## [ARTICLE]
⟨

WARNING: YOUR HOME IS AT RISK IF YOU DO NOT KEEP UP PAYMENTS ON A MORTGAGE OR ANY OTHER LOAN SECURED ON IT.

If you choose a top up mortgage or a debt consolidation mortgage:

WARNING: THIS NEW LOAN MAY TAKE LONGER TO PAY OFF THAN YOUR PREVIOUS LOANS. THIS MEANS YOU MAY PAY MORE THAN IF YOU PAID OVER A SHORTER TERM.

WARNING: IF YOU DO NOT MEET THE REPAYMENTS ON YOUR LOAN, YOUR ACCOUNT WILL GO INTO ARREARS. THIS MAY AFFECT YOUR CREDIT RATING, WHICH MAY LIMIT YOUR ABILITY TO ACCESS CREDIT IN THE FUTURE.

Lending criteria terms and conditions apply. Security and insurance are required. Credit facilities are subject to repayment capacity and financial status and are not available to persons under 18 years of age. Mortgaged property must be in the Republic of Ireland. Applicant must be resident in the Republic of Ireland. The loan amount is not based on one fixed formula. Factors reflecting the repayment capacity of each applicant are individually assessed based on a number of factors including qualifying income, net disposable income and existing commitments. Written quotations are available on request from any Ulster Bank Branch.

⟩

## [DATA SECTION]
⟨

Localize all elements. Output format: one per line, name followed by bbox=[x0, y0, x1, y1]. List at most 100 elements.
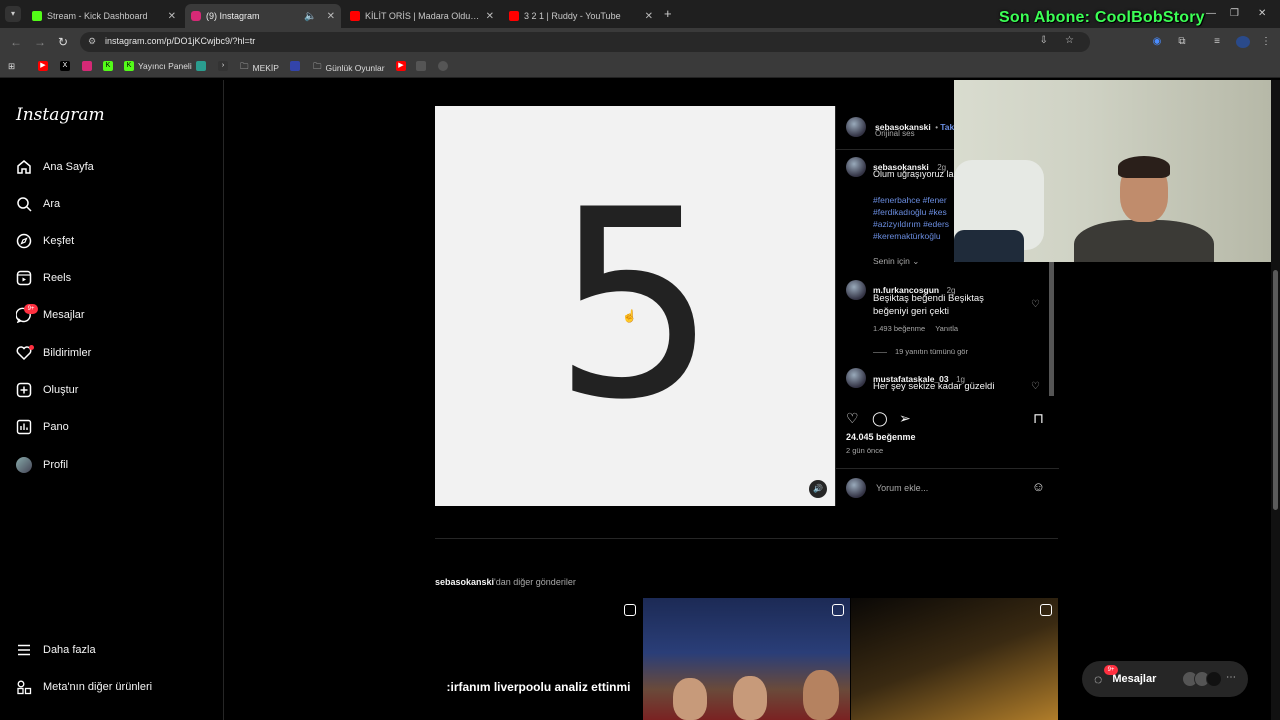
comment-input[interactable]: Yorum ekle... bbox=[876, 483, 928, 493]
more-post-thumb[interactable] bbox=[851, 598, 1058, 720]
hamburger-icon bbox=[15, 641, 33, 659]
comments-scrollbar[interactable] bbox=[1049, 256, 1054, 396]
bookmark-arrow[interactable]: › bbox=[218, 61, 232, 71]
site-info-icon[interactable]: ⚙ bbox=[88, 36, 96, 47]
sidebar-item-label: Oluştur bbox=[43, 384, 79, 396]
bookmark-folder-mekip[interactable]: 🗀 MEKİP bbox=[240, 61, 279, 75]
more-posts-heading: sebasokanski'dan diğer gönderiler bbox=[435, 577, 576, 587]
mute-icon[interactable]: 🔊 bbox=[809, 480, 827, 498]
sidebar-item-dashboard[interactable]: Pano bbox=[15, 415, 69, 439]
sidebar-item-notifications[interactable]: Bildirimler bbox=[15, 341, 91, 365]
more-options-icon[interactable]: ⋯ bbox=[1226, 672, 1236, 683]
tab-list-button[interactable]: ▾ bbox=[5, 6, 21, 22]
tab-youtube-kilit[interactable]: KİLİT ORİS | Madara Olduk #57 ✕ bbox=[344, 4, 500, 28]
notification-badge: 9+ bbox=[24, 304, 38, 314]
tab-kick-dashboard[interactable]: Stream - Kick Dashboard ✕ bbox=[26, 4, 182, 28]
bookmark-instagram[interactable] bbox=[82, 61, 96, 71]
close-icon[interactable]: ✕ bbox=[486, 11, 494, 22]
bookmark-app[interactable] bbox=[196, 61, 210, 71]
like-heart-icon[interactable]: ♡ bbox=[846, 410, 859, 427]
share-send-icon[interactable]: ➢ bbox=[899, 410, 911, 427]
replies-line bbox=[873, 351, 887, 353]
audio-label[interactable]: Orijinal ses bbox=[875, 129, 915, 138]
sidebar-item-reels[interactable]: Reels bbox=[15, 266, 71, 290]
comment-bubble-icon[interactable]: ◯ bbox=[872, 410, 888, 427]
avatar[interactable] bbox=[846, 157, 866, 177]
speaker-icon[interactable]: 🔈 bbox=[304, 11, 316, 22]
more-post-thumb[interactable]: :irfanım liverpoolu analiz ettinmi bbox=[435, 598, 642, 720]
bookmark-image[interactable] bbox=[416, 61, 430, 71]
instagram-favicon-icon bbox=[191, 11, 201, 21]
emoji-icon[interactable]: ☺ bbox=[1032, 479, 1045, 494]
back-icon[interactable]: ← bbox=[10, 35, 22, 49]
hashtag-line[interactable]: #fenerbahce #fener bbox=[873, 194, 949, 206]
close-icon[interactable]: ✕ bbox=[168, 11, 176, 22]
extension-icon[interactable]: ◉ bbox=[1151, 36, 1163, 48]
menu-kebab-icon[interactable]: ⋮ bbox=[1260, 36, 1272, 48]
hashtag-line[interactable]: #ferdikadıoğlu #kes bbox=[873, 206, 949, 218]
more-posts-user[interactable]: sebasokanski bbox=[435, 577, 494, 587]
bookmark-youtube[interactable]: ▶ bbox=[38, 61, 52, 71]
avatar[interactable] bbox=[846, 368, 866, 388]
bookmark-yayinci-paneli[interactable]: K Yayıncı Paneli bbox=[124, 61, 192, 71]
scrollbar-thumb[interactable] bbox=[1273, 270, 1278, 510]
avatar[interactable] bbox=[846, 117, 866, 137]
comment-like-heart-icon[interactable]: ♡ bbox=[1031, 381, 1040, 392]
tab-instagram[interactable]: (9) Instagram 🔈 ✕ bbox=[185, 4, 341, 28]
sidebar-item-create[interactable]: Oluştur bbox=[15, 378, 78, 402]
address-bar[interactable]: ⚙ instagram.com/p/DO1jKCwjbc9/?hl=tr ⇩ ☆ bbox=[80, 32, 1090, 52]
sidebar-item-explore[interactable]: Keşfet bbox=[15, 229, 74, 253]
close-icon[interactable]: ✕ bbox=[645, 11, 653, 22]
more-post-thumb[interactable] bbox=[643, 598, 850, 720]
hashtag-line[interactable]: #keremaktürkoğlu bbox=[873, 230, 949, 242]
bookmark-app2[interactable] bbox=[290, 61, 304, 71]
view-replies-button[interactable]: 19 yanıtın tümünü gör bbox=[873, 347, 968, 356]
tab-youtube-ruddy[interactable]: 3 2 1 | Ruddy - YouTube ✕ bbox=[503, 4, 659, 28]
new-tab-button[interactable]: + bbox=[664, 6, 672, 21]
puzzle-extensions-icon[interactable]: ⧉ bbox=[1176, 36, 1188, 48]
sidebar-item-label: Keşfet bbox=[43, 235, 75, 247]
comment-like-heart-icon[interactable]: ♡ bbox=[1031, 299, 1040, 310]
save-bookmark-icon[interactable]: ⊓ bbox=[1033, 410, 1044, 427]
folder-icon: 🗀 bbox=[240, 61, 249, 71]
post-media-video[interactable]: 5 🔊 bbox=[435, 106, 835, 506]
apps-grid-icon[interactable]: ⊞ bbox=[8, 61, 15, 72]
app-icon bbox=[196, 61, 206, 71]
close-icon[interactable]: ✕ bbox=[327, 11, 335, 22]
avatar[interactable] bbox=[846, 280, 866, 300]
forward-icon[interactable]: → bbox=[34, 35, 46, 49]
reel-icon bbox=[832, 604, 844, 616]
url-text[interactable]: instagram.com/p/DO1jKCwjbc9/?hl=tr bbox=[105, 36, 255, 46]
sidebar-item-meta[interactable]: Meta'nın diğer ürünleri bbox=[15, 675, 152, 699]
window-close-icon[interactable]: ✕ bbox=[1258, 8, 1266, 19]
reload-icon[interactable]: ↻ bbox=[58, 35, 68, 49]
media-control-icon[interactable]: ≡ bbox=[1211, 36, 1223, 48]
avatar-icon bbox=[15, 456, 33, 474]
maximize-icon[interactable]: ❐ bbox=[1230, 8, 1239, 19]
minimize-icon[interactable]: — bbox=[1206, 8, 1216, 19]
sidebar-item-more[interactable]: Daha fazla bbox=[15, 638, 96, 662]
sidebar-item-search[interactable]: Ara bbox=[15, 192, 60, 216]
install-app-icon[interactable]: ⇩ bbox=[1040, 35, 1048, 46]
sidebar-item-profile[interactable]: Profil bbox=[15, 453, 68, 477]
bookmark-folder-gunluk-oyunlar[interactable]: 🗀 Günlük Oyunlar bbox=[313, 61, 385, 75]
bookmark-kick[interactable]: K bbox=[103, 61, 117, 71]
sidebar-item-label: Meta'nın diğer ürünleri bbox=[43, 681, 153, 693]
reply-button[interactable]: Yanıtla bbox=[935, 324, 958, 333]
follow-button[interactable]: Tak bbox=[940, 122, 954, 132]
like-count[interactable]: 24.045 beğenme bbox=[846, 432, 916, 442]
instagram-logo[interactable]: Instagram bbox=[16, 105, 105, 125]
messages-floating-button[interactable]: ◌ 9+ Mesajlar ⋯ bbox=[1082, 661, 1248, 697]
hashtag-line[interactable]: #azizyıldırım #eders bbox=[873, 218, 949, 230]
bookmark-youtube2[interactable]: ▶ bbox=[396, 61, 410, 71]
profile-avatar-icon[interactable] bbox=[1236, 36, 1250, 48]
sidebar-item-home[interactable]: Ana Sayfa bbox=[15, 155, 94, 179]
stream-overlay-last-subscriber: Son Abone: CoolBobStory bbox=[999, 9, 1205, 26]
bookmark-star-icon[interactable]: ☆ bbox=[1065, 35, 1074, 46]
for-you-toggle[interactable]: Senin için ⌄ bbox=[873, 256, 919, 267]
browser-tab-bar: ▾ Stream - Kick Dashboard ✕ (9) Instagra… bbox=[0, 0, 1280, 28]
sidebar-item-messages[interactable]: 9+ Mesajlar bbox=[15, 303, 85, 327]
bookmark-globe[interactable] bbox=[438, 61, 452, 71]
page-scrollbar[interactable] bbox=[1271, 80, 1280, 720]
bookmark-x[interactable]: X bbox=[60, 61, 74, 71]
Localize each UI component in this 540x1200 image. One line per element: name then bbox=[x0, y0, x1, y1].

⟩

## [WHAT YOU NEED TO DO]
1. According to the mortgage notice at the top of the page, where must the mortgaged property be located?
2. Pick up the mortgage notice after its last sentence and add a few more lines in the same style.

## [ANSWERS]
1. In the Republic of Ireland.

2.
Ulster Bank subscribes to the IBF voluntary code of conduct on pre-contractual information for home loans. A copy of this brochure is available in all branches.

Minimum mortgage amount is €40,000. The maximum sum advanced is the lower of the purchase price or value of the property. For customers who are first time buyers or moving home, the maximum loan to value normally advanced is 90%. A maximum loan to value of 80% is available for customers who are switching their existing mortgage to Ulster Bank. The minimum term of the mortgage is 5 years and the maximum term is 35 years, subject to serviceability after retirement age.

The cost per month of a typical €100,000, 20 year flexible variable rate mortgage with a 4.8% APR (Annual Percentage Rate) is €640.77 excluding insurance. Total amount repayable €153,784.80. If rates increase by 1% an additional €55.62 would be payable monthly.

If you choose a variable interest rate loan:

VARIABLE RATE LOANS: THE PAYMENT RATES ON THIS HOUSING LOAN MAY BE ADJUSTED BY THE LENDER FROM TIME TO TIME.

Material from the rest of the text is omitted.